** Exercise task **
Each entry needs to be restated exactly as written.

(Dataset entries)
|---|

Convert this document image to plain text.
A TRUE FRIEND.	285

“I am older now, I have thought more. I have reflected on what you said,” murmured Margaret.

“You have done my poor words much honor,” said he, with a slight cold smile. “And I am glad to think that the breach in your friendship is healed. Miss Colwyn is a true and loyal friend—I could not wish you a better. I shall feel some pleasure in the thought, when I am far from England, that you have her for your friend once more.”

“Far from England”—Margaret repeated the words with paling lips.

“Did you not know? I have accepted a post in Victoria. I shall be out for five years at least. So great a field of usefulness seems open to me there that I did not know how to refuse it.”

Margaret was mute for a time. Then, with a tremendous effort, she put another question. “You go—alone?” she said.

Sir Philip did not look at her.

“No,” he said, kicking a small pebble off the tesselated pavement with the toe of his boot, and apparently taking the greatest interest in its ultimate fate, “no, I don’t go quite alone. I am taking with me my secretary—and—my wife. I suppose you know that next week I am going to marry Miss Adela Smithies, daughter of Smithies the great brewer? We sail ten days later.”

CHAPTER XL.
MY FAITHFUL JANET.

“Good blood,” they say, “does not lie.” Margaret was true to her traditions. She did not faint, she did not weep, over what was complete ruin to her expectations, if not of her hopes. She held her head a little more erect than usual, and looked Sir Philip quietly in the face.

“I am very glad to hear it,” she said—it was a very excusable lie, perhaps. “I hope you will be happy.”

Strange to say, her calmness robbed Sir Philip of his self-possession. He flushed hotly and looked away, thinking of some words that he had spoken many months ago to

|---|

** Solution for this task **
Convert this document image to plain text.
A TRUE FRIEND.	285

“I am older now, I have thought more. I have reflected on what you said,” murmured Margaret.

“You have done my poor words much honor,” said he, with a slight cold smile. “And I am glad to think that the breach in your friendship is healed. Miss Colwyn is a true and loyal friend—I could not wish you a better. I shall feel some pleasure in the thought, when I am far from England, that you have her for your friend once more.”

“Far from England”—Margaret repeated the words with paling lips.

“Did you not know? I have accepted a post in Victoria. I shall be out for five years at least. So great a field of usefulness seems open to me there that I did not know how to refuse it.”

Margaret was mute for a time. Then, with a tremendous effort, she put another question. “You go—alone?” she said.

Sir Philip did not look at her.

“No,” he said, kicking a small pebble off the tesselated pavement with the toe of his boot, and apparently taking the greatest interest in its ultimate fate, “no, I don’t go quite alone. I am taking with me my secretary—and—my wife. I suppose you know that next week I am going to marry Miss Adela Smithies, daughter of Smithies the great brewer? We sail ten days later.”

CHAPTER XL.
MY FAITHFUL JANET.

“Good blood,” they say, “does not lie.” Margaret was true to her traditions. She did not faint, she did not weep, over what was complete ruin to her expectations, if not of her hopes. She held her head a little more erect than usual, and looked Sir Philip quietly in the face.

“I am very glad to hear it,” she said—it was a very excusable lie, perhaps. “I hope you will be happy.”

Strange to say, her calmness robbed Sir Philip of his self-possession. He flushed hotly and looked away, thinking of some words that he had spoken many months ago to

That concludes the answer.